What you will do:
Every line of the material is to be repeated exactly as it stands.

Extracted entries:

--- BEGIN ---

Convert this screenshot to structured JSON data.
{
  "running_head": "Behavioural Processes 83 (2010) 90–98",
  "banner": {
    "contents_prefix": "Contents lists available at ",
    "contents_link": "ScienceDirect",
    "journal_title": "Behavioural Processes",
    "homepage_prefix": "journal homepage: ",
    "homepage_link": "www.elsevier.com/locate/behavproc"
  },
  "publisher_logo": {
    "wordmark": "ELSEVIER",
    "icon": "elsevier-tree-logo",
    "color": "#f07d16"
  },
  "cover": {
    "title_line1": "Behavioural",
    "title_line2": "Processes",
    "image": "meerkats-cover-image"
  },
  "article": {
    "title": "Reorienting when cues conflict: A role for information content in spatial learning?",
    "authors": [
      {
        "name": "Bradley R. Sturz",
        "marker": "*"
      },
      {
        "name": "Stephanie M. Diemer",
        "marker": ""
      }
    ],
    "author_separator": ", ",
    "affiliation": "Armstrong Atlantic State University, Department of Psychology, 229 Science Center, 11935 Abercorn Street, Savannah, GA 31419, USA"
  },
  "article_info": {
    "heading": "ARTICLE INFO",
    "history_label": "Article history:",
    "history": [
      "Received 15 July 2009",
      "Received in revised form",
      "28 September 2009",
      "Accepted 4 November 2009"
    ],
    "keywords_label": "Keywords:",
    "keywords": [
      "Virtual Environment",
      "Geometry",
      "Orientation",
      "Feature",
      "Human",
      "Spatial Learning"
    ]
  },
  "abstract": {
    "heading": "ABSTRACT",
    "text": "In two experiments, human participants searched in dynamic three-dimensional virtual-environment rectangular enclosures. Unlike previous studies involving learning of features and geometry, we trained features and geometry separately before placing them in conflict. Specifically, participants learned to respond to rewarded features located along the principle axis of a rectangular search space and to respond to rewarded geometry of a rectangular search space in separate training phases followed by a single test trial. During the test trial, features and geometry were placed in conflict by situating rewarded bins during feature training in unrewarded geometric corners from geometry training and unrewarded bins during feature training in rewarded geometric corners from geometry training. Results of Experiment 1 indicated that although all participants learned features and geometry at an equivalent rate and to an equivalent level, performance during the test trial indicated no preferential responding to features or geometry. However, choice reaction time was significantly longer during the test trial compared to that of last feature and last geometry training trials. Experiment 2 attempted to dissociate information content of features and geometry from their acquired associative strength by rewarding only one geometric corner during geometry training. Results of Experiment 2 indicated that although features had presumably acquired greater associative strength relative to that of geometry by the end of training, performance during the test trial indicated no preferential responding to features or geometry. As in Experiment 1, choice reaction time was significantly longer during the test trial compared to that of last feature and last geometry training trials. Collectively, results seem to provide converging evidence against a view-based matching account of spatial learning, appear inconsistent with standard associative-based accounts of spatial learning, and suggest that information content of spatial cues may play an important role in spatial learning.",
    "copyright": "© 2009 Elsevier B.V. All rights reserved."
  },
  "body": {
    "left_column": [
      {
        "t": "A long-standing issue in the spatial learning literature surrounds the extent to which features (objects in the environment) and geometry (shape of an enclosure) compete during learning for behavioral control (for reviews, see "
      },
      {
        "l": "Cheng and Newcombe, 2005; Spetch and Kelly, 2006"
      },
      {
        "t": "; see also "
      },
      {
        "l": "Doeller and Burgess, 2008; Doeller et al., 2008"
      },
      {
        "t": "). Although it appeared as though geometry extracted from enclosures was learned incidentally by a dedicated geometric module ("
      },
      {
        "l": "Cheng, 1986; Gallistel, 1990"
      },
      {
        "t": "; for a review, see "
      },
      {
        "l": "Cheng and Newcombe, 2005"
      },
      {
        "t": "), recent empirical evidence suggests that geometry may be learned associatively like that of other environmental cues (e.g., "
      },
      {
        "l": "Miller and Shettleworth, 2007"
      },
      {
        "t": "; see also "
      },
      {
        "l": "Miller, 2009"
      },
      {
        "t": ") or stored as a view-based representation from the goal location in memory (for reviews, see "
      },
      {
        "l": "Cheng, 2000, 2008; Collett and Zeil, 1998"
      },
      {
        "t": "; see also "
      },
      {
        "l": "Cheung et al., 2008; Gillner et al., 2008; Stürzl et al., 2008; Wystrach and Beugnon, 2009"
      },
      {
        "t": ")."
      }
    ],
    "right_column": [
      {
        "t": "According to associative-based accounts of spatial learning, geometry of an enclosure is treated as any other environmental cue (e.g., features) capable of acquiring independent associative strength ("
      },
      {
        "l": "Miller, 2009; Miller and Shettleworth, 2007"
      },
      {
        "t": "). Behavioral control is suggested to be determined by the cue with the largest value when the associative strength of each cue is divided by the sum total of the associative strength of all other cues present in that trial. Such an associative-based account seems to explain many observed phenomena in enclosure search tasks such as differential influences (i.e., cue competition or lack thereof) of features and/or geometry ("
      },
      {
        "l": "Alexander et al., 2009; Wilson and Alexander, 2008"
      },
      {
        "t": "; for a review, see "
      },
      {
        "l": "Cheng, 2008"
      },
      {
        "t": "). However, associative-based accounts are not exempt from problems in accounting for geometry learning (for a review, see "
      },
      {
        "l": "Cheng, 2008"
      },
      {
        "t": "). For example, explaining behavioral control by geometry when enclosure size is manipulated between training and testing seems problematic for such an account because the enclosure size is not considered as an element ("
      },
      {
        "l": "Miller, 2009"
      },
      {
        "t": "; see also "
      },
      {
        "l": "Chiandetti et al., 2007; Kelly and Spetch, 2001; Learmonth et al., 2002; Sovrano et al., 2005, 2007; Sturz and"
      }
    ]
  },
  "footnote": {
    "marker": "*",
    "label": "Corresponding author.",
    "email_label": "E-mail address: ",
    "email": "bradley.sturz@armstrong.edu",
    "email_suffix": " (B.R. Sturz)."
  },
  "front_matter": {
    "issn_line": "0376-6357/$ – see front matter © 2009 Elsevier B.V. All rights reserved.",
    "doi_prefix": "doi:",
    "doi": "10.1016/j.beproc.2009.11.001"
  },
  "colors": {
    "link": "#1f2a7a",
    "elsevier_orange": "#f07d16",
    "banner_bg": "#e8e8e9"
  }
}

--- END ---

Solution below:
Convert this screenshot to structured JSON data.
{
  "running_head": "Behavioural Processes 83 (2010) 90–98",
  "banner": {
    "contents_prefix": "Contents lists available at ",
    "contents_link": "ScienceDirect",
    "journal_title": "Behavioural Processes",
    "homepage_prefix": "journal homepage: ",
    "homepage_link": "www.elsevier.com/locate/behavproc"
  },
  "publisher_logo": {
    "wordmark": "ELSEVIER",
    "icon": "elsevier-tree-logo",
    "color": "#f07d16"
  },
  "cover": {
    "title_line1": "Behavioural",
    "title_line2": "Processes",
    "image": "meerkats-cover-image"
  },
  "article": {
    "title": "Reorienting when cues conflict: A role for information content in spatial learning?",
    "authors": [
      {
        "name": "Bradley R. Sturz",
        "marker": "*"
      },
      {
        "name": "Stephanie M. Diemer",
        "marker": ""
      }
    ],
    "author_separator": ", ",
    "affiliation": "Armstrong Atlantic State University, Department of Psychology, 229 Science Center, 11935 Abercorn Street, Savannah, GA 31419, USA"
  },
  "article_info": {
    "heading": "ARTICLE INFO",
    "history_label": "Article history:",
    "history": [
      "Received 15 July 2009",
      "Received in revised form",
      "28 September 2009",
      "Accepted 4 November 2009"
    ],
    "keywords_label": "Keywords:",
    "keywords": [
      "Virtual Environment",
      "Geometry",
      "Orientation",
      "Feature",
      "Human",
      "Spatial Learning"
    ]
  },
  "abstract": {
    "heading": "ABSTRACT",
    "text": "In two experiments, human participants searched in dynamic three-dimensional virtual-environment rectangular enclosures. Unlike previous studies involving learning of features and geometry, we trained features and geometry separately before placing them in conflict. Specifically, participants learned to respond to rewarded features located along the principle axis of a rectangular search space and to respond to rewarded geometry of a rectangular search space in separate training phases followed by a single test trial. During the test trial, features and geometry were placed in conflict by situating rewarded bins during feature training in unrewarded geometric corners from geometry training and unrewarded bins during feature training in rewarded geometric corners from geometry training. Results of Experiment 1 indicated that although all participants learned features and geometry at an equivalent rate and to an equivalent level, performance during the test trial indicated no preferential responding to features or geometry. However, choice reaction time was significantly longer during the test trial compared to that of last feature and last geometry training trials. Experiment 2 attempted to dissociate information content of features and geometry from their acquired associative strength by rewarding only one geometric corner during geometry training. Results of Experiment 2 indicated that although features had presumably acquired greater associative strength relative to that of geometry by the end of training, performance during the test trial indicated no preferential responding to features or geometry. As in Experiment 1, choice reaction time was significantly longer during the test trial compared to that of last feature and last geometry training trials. Collectively, results seem to provide converging evidence against a view-based matching account of spatial learning, appear inconsistent with standard associative-based accounts of spatial learning, and suggest that information content of spatial cues may play an important role in spatial learning.",
    "copyright": "© 2009 Elsevier B.V. All rights reserved."
  },
  "body": {
    "left_column": [
      {
        "t": "A long-standing issue in the spatial learning literature surrounds the extent to which features (objects in the environment) and geometry (shape of an enclosure) compete during learning for behavioral control (for reviews, see "
      },
      {
        "l": "Cheng and Newcombe, 2005; Spetch and Kelly, 2006"
      },
      {
        "t": "; see also "
      },
      {
        "l": "Doeller and Burgess, 2008; Doeller et al., 2008"
      },
      {
        "t": "). Although it appeared as though geometry extracted from enclosures was learned incidentally by a dedicated geometric module ("
      },
      {
        "l": "Cheng, 1986; Gallistel, 1990"
      },
      {
        "t": "; for a review, see "
      },
      {
        "l": "Cheng and Newcombe, 2005"
      },
      {
        "t": "), recent empirical evidence suggests that geometry may be learned associatively like that of other environmental cues (e.g., "
      },
      {
        "l": "Miller and Shettleworth, 2007"
      },
      {
        "t": "; see also "
      },
      {
        "l": "Miller, 2009"
      },
      {
        "t": ") or stored as a view-based representation from the goal location in memory (for reviews, see "
      },
      {
        "l": "Cheng, 2000, 2008; Collett and Zeil, 1998"
      },
      {
        "t": "; see also "
      },
      {
        "l": "Cheung et al., 2008; Gillner et al., 2008; Stürzl et al., 2008; Wystrach and Beugnon, 2009"
      },
      {
        "t": ")."
      }
    ],
    "right_column": [
      {
        "t": "According to associative-based accounts of spatial learning, geometry of an enclosure is treated as any other environmental cue (e.g., features) capable of acquiring independent associative strength ("
      },
      {
        "l": "Miller, 2009; Miller and Shettleworth, 2007"
      },
      {
        "t": "). Behavioral control is suggested to be determined by the cue with the largest value when the associative strength of each cue is divided by the sum total of the associative strength of all other cues present in that trial. Such an associative-based account seems to explain many observed phenomena in enclosure search tasks such as differential influences (i.e., cue competition or lack thereof) of features and/or geometry ("
      },
      {
        "l": "Alexander et al., 2009; Wilson and Alexander, 2008"
      },
      {
        "t": "; for a review, see "
      },
      {
        "l": "Cheng, 2008"
      },
      {
        "t": "). However, associative-based accounts are not exempt from problems in accounting for geometry learning (for a review, see "
      },
      {
        "l": "Cheng, 2008"
      },
      {
        "t": "). For example, explaining behavioral control by geometry when enclosure size is manipulated between training and testing seems problematic for such an account because the enclosure size is not considered as an element ("
      },
      {
        "l": "Miller, 2009"
      },
      {
        "t": "; see also "
      },
      {
        "l": "Chiandetti et al., 2007; Kelly and Spetch, 2001; Learmonth et al., 2002; Sovrano et al., 2005, 2007; Sturz and"
      }
    ]
  },
  "footnote": {
    "marker": "*",
    "label": "Corresponding author.",
    "email_label": "E-mail address: ",
    "email": "bradley.sturz@armstrong.edu",
    "email_suffix": " (B.R. Sturz)."
  },
  "front_matter": {
    "issn_line": "0376-6357/$ – see front matter © 2009 Elsevier B.V. All rights reserved.",
    "doi_prefix": "doi:",
    "doi": "10.1016/j.beproc.2009.11.001"
  },
  "colors": {
    "link": "#1f2a7a",
    "elsevier_orange": "#f07d16",
    "banner_bg": "#e8e8e9"
  }
}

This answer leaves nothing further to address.